**Exercise details**: All of the data below must be repeated exactly.
********
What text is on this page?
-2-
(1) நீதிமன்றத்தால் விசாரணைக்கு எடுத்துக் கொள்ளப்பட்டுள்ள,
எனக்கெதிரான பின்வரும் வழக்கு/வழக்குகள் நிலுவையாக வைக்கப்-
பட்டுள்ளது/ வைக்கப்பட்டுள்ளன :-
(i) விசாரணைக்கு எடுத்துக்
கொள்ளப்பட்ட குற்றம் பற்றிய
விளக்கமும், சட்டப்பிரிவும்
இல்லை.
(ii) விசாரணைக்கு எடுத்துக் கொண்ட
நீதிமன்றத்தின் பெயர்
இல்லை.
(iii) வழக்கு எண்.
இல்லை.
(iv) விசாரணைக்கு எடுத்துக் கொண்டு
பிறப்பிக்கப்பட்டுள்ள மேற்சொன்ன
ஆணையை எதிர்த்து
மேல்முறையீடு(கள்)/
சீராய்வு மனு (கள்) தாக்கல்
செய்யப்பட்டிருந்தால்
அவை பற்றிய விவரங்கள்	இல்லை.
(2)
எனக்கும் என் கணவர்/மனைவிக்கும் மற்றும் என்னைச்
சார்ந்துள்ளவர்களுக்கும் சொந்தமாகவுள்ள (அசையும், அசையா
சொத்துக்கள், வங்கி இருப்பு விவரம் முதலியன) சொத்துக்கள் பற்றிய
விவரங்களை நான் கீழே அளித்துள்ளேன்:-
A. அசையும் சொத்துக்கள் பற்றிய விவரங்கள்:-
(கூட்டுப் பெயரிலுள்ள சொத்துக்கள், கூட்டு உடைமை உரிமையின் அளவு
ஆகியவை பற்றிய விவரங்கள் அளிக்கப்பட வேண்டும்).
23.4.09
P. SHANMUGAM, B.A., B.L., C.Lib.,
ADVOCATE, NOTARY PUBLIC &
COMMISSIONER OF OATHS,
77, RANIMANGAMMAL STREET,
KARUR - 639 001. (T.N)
********
**Exercise result**:
What text is on this page?
-2-
(1) நீதிமன்றத்தால் விசாரணைக்கு எடுத்துக் கொள்ளப்பட்டுள்ள,
எனக்கெதிரான பின்வரும் வழக்கு/வழக்குகள் நிலுவையாக வைக்கப்-
பட்டுள்ளது/ வைக்கப்பட்டுள்ளன :-
(i) விசாரணைக்கு எடுத்துக்
கொள்ளப்பட்ட குற்றம் பற்றிய
விளக்கமும், சட்டப்பிரிவும்
இல்லை.
(ii) விசாரணைக்கு எடுத்துக் கொண்ட
நீதிமன்றத்தின் பெயர்
இல்லை.
(iii) வழக்கு எண்.
இல்லை.
(iv) விசாரணைக்கு எடுத்துக் கொண்டு
பிறப்பிக்கப்பட்டுள்ள மேற்சொன்ன
ஆணையை எதிர்த்து
மேல்முறையீடு(கள்)/
சீராய்வு மனு (கள்) தாக்கல்
செய்யப்பட்டிருந்தால்
அவை பற்றிய விவரங்கள்	இல்லை.
(2)
எனக்கும் என் கணவர்/மனைவிக்கும் மற்றும் என்னைச்
சார்ந்துள்ளவர்களுக்கும் சொந்தமாகவுள்ள (அசையும், அசையா
சொத்துக்கள், வங்கி இருப்பு விவரம் முதலியன) சொத்துக்கள் பற்றிய
விவரங்களை நான் கீழே அளித்துள்ளேன்:-
A. அசையும் சொத்துக்கள் பற்றிய விவரங்கள்:-
(கூட்டுப் பெயரிலுள்ள சொத்துக்கள், கூட்டு உடைமை உரிமையின் அளவு
ஆகியவை பற்றிய விவரங்கள் அளிக்கப்பட வேண்டும்).
23.4.09
P. SHANMUGAM, B.A., B.L., C.Lib.,
ADVOCATE, NOTARY PUBLIC &
COMMISSIONER OF OATHS,
77, RANIMANGAMMAL STREET,
KARUR - 639 001. (T.N)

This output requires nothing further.